- **Material supplied**:
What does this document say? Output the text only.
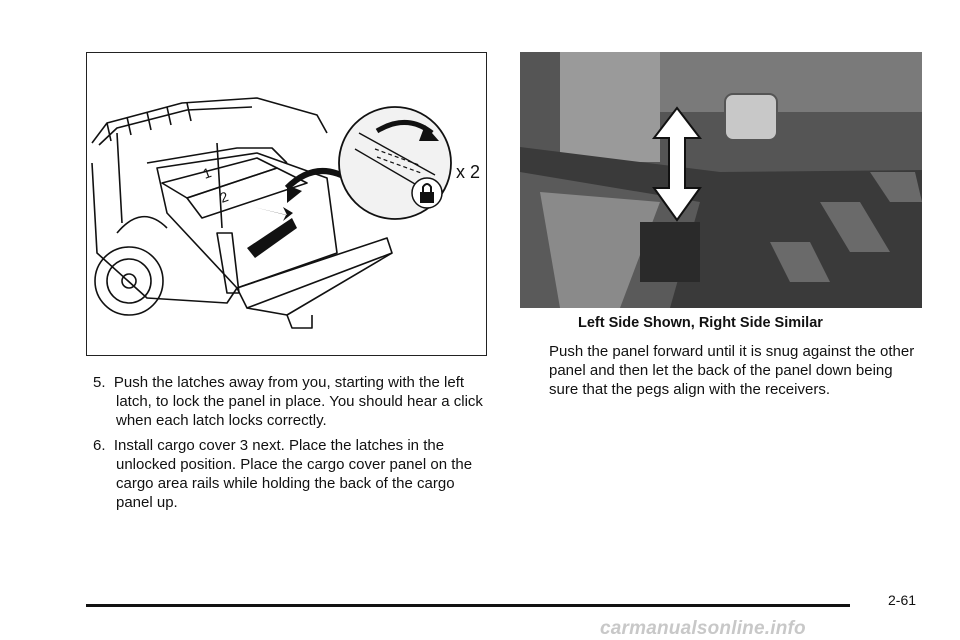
1
2
x 2
Left Side Shown, Right Side Similar

5. Push the latches away from you, starting with the left latch, to lock the panel in place. You should hear a click when each latch locks correctly.

6. Install cargo cover 3 next. Place the latches in the unlocked position. Place the cargo cover panel on the cargo area rails while holding the back of the cargo panel up.

Push the panel forward until it is snug against the other panel and then let the back of the panel down being sure that the pegs align with the receivers.

2-61
carmanualsonline.info
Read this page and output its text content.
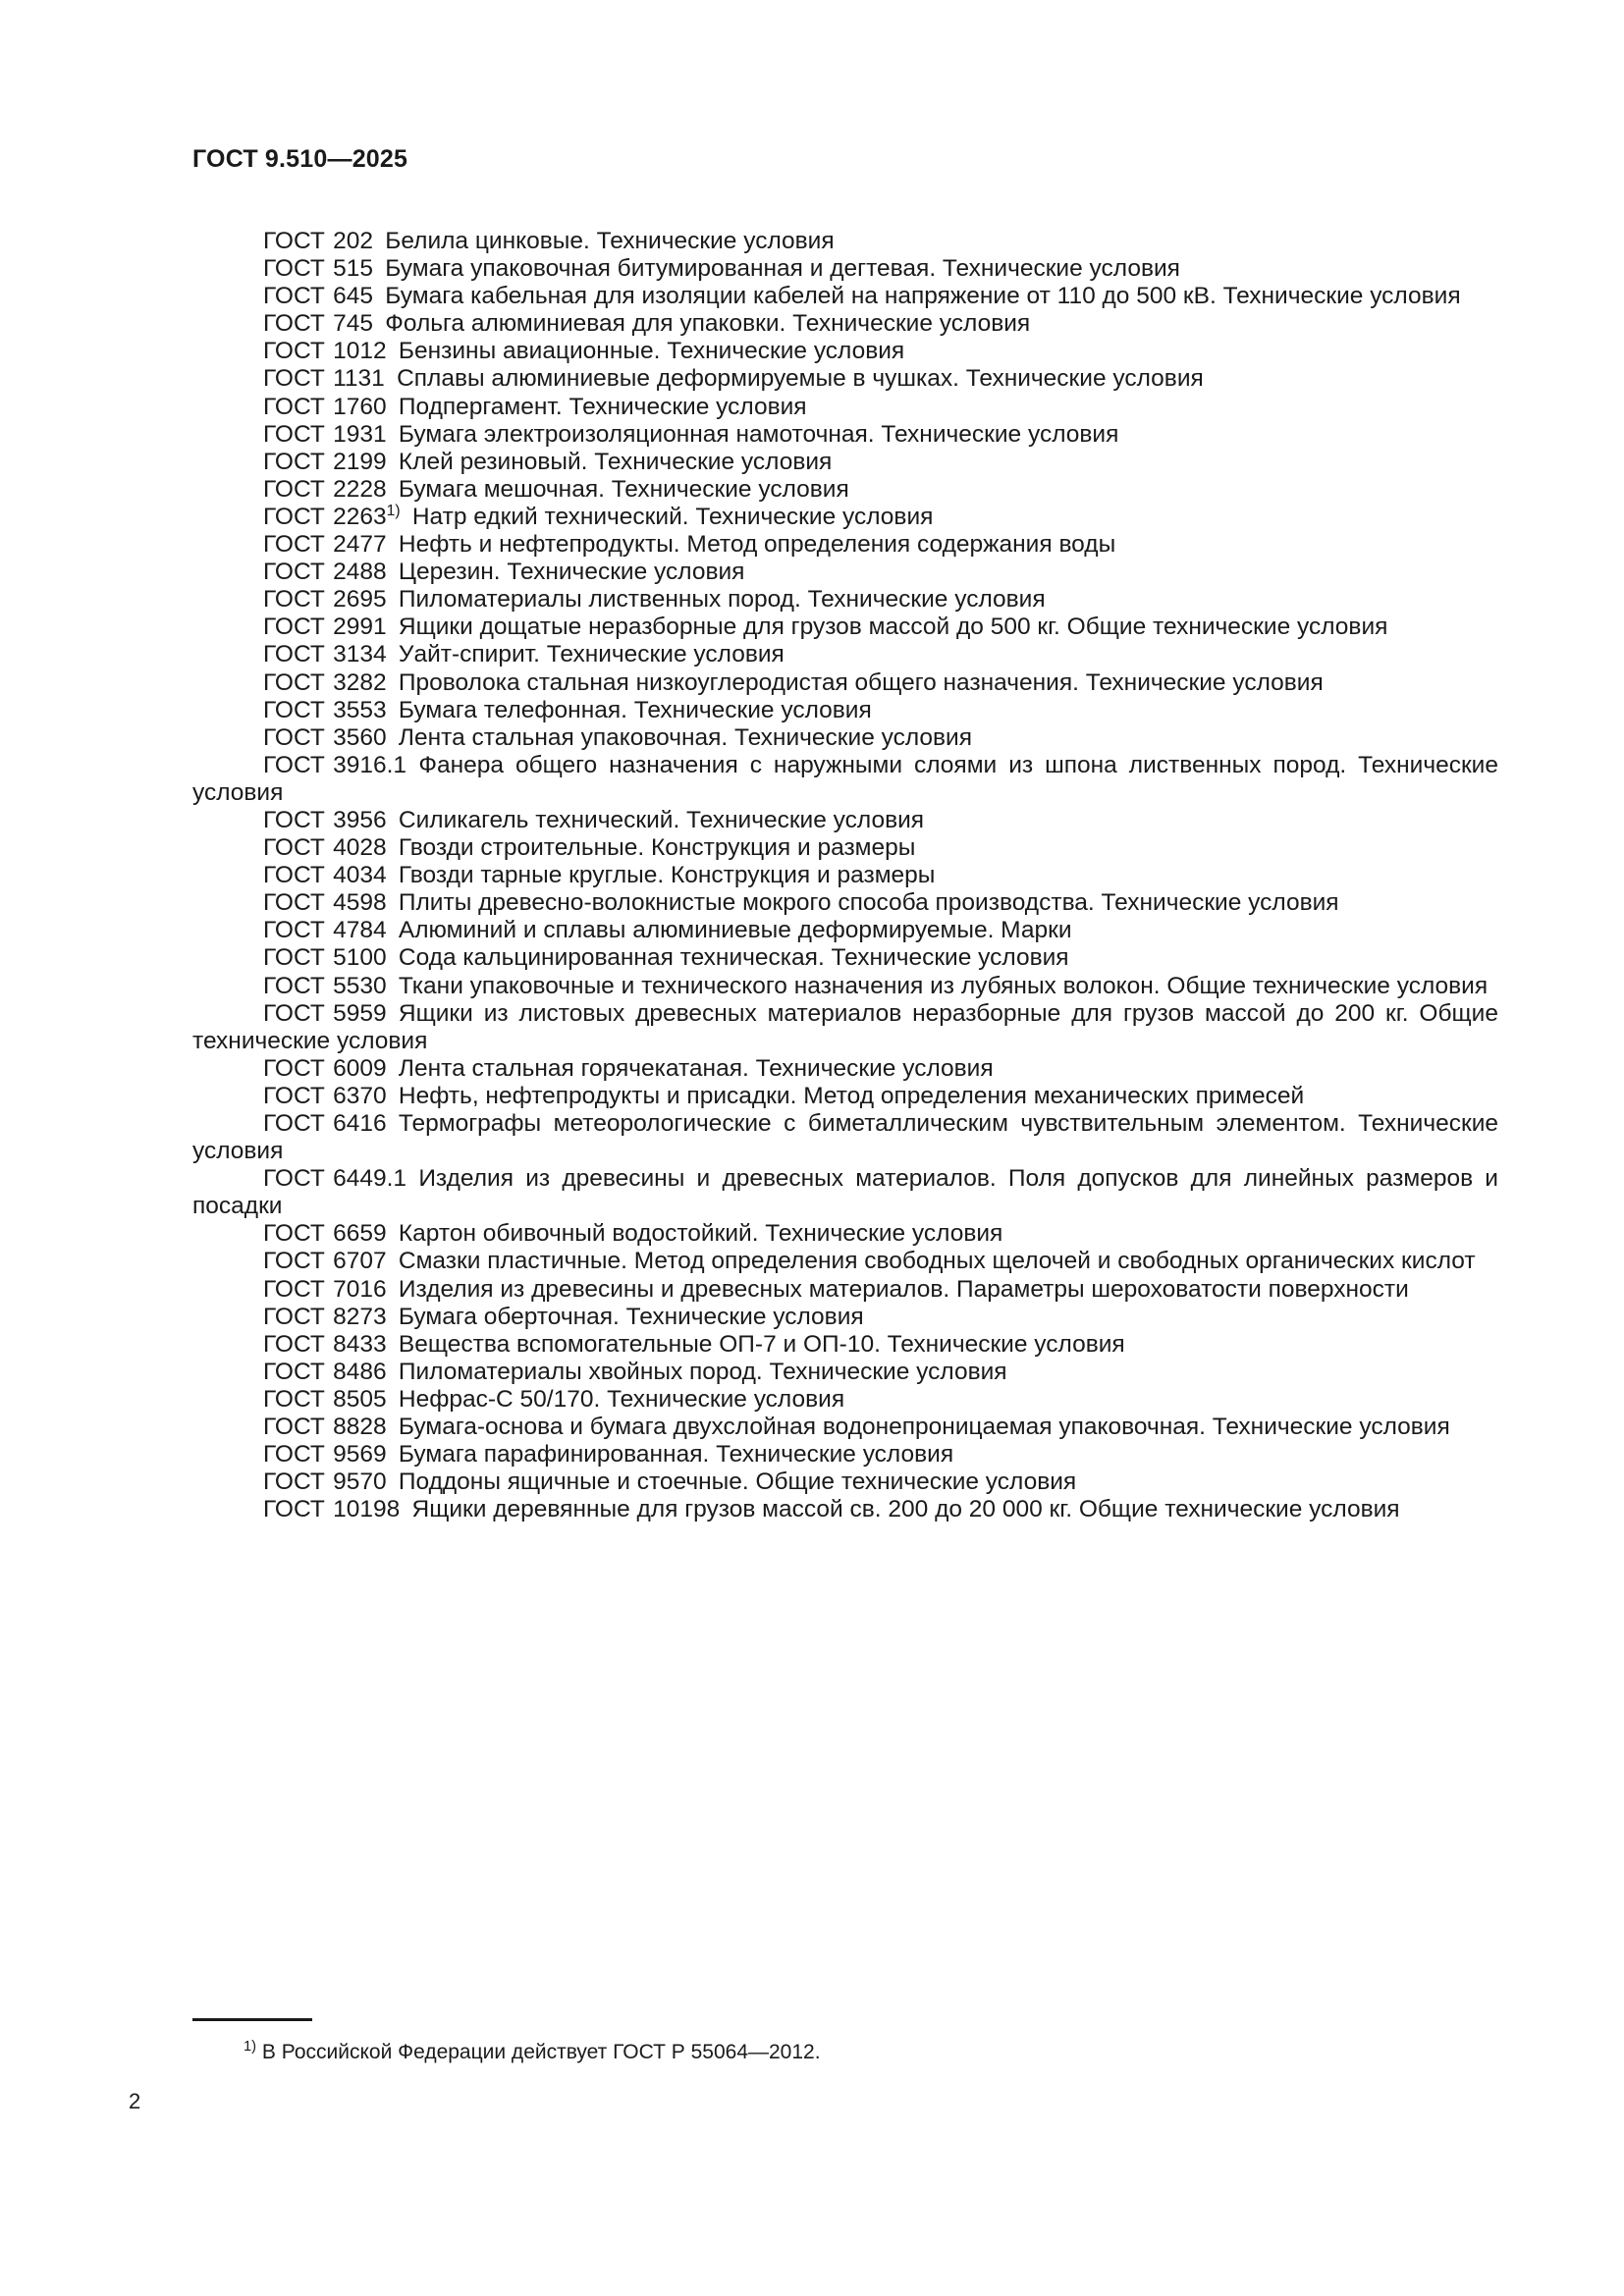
ГОСТ 9.510—2025

ГОСТ 202  Белила цинковые. Технические условия

ГОСТ 515  Бумага упаковочная битумированная и дегтевая. Технические условия

ГОСТ 645  Бумага кабельная для изоляции кабелей на напряжение от 110 до 500 кВ. Технические условия

ГОСТ 745  Фольга алюминиевая для упаковки. Технические условия

ГОСТ 1012  Бензины авиационные. Технические условия

ГОСТ 1131  Сплавы алюминиевые деформируемые в чушках. Технические условия

ГОСТ 1760  Подпергамент. Технические условия

ГОСТ 1931  Бумага электроизоляционная намоточная. Технические условия

ГОСТ 2199  Клей резиновый. Технические условия

ГОСТ 2228  Бумага мешочная. Технические условия

ГОСТ 2263$^{1)}$  Натр едкий технический. Технические условия

ГОСТ 2477  Нефть и нефтепродукты. Метод определения содержания воды

ГОСТ 2488  Церезин. Технические условия

ГОСТ 2695  Пиломатериалы лиственных пород. Технические условия

ГОСТ 2991  Ящики дощатые неразборные для грузов массой до 500 кг. Общие технические условия

ГОСТ 3134  Уайт-спирит. Технические условия

ГОСТ 3282  Проволока стальная низкоуглеродистая общего назначения. Технические условия

ГОСТ 3553  Бумага телефонная. Технические условия

ГОСТ 3560  Лента стальная упаковочная. Технические условия

ГОСТ 3916.1  Фанера общего назначения с наружными слоями из шпона лиственных пород. Технические условия

ГОСТ 3956  Силикагель технический. Технические условия

ГОСТ 4028  Гвозди строительные. Конструкция и размеры

ГОСТ 4034  Гвозди тарные круглые. Конструкция и размеры

ГОСТ 4598  Плиты древесно-волокнистые мокрого способа производства. Технические условия

ГОСТ 4784  Алюминий и сплавы алюминиевые деформируемые. Марки

ГОСТ 5100  Сода кальцинированная техническая. Технические условия

ГОСТ 5530  Ткани упаковочные и технического назначения из лубяных волокон. Общие технические условия

ГОСТ 5959  Ящики из листовых древесных материалов неразборные для грузов массой до 200 кг. Общие технические условия

ГОСТ 6009  Лента стальная горячекатаная. Технические условия

ГОСТ 6370  Нефть, нефтепродукты и присадки. Метод определения механических примесей

ГОСТ 6416  Термографы метеорологические с биметаллическим чувствительным элементом. Технические условия

ГОСТ 6449.1  Изделия из древесины и древесных материалов. Поля допусков для линейных размеров и посадки

ГОСТ 6659  Картон обивочный водостойкий. Технические условия

ГОСТ 6707  Смазки пластичные. Метод определения свободных щелочей и свободных органических кислот

ГОСТ 7016  Изделия из древесины и древесных материалов. Параметры шероховатости поверхности

ГОСТ 8273  Бумага оберточная. Технические условия

ГОСТ 8433  Вещества вспомогательные ОП-7 и ОП-10. Технические условия

ГОСТ 8486  Пиломатериалы хвойных пород. Технические условия

ГОСТ 8505  Нефрас-С 50/170. Технические условия

ГОСТ 8828  Бумага-основа и бумага двухслойная водонепроницаемая упаковочная. Технические условия

ГОСТ 9569  Бумага парафинированная. Технические условия

ГОСТ 9570  Поддоны ящичные и стоечные. Общие технические условия

ГОСТ 10198  Ящики деревянные для грузов массой св. 200 до 20 000 кг. Общие технические условия

$^{1)}$ В Российской Федерации действует ГОСТ Р 55064—2012.
2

- **Written request**:
Count how many lines of the listing above include "Конструкция" and report that number alone.

- **Solution**:
2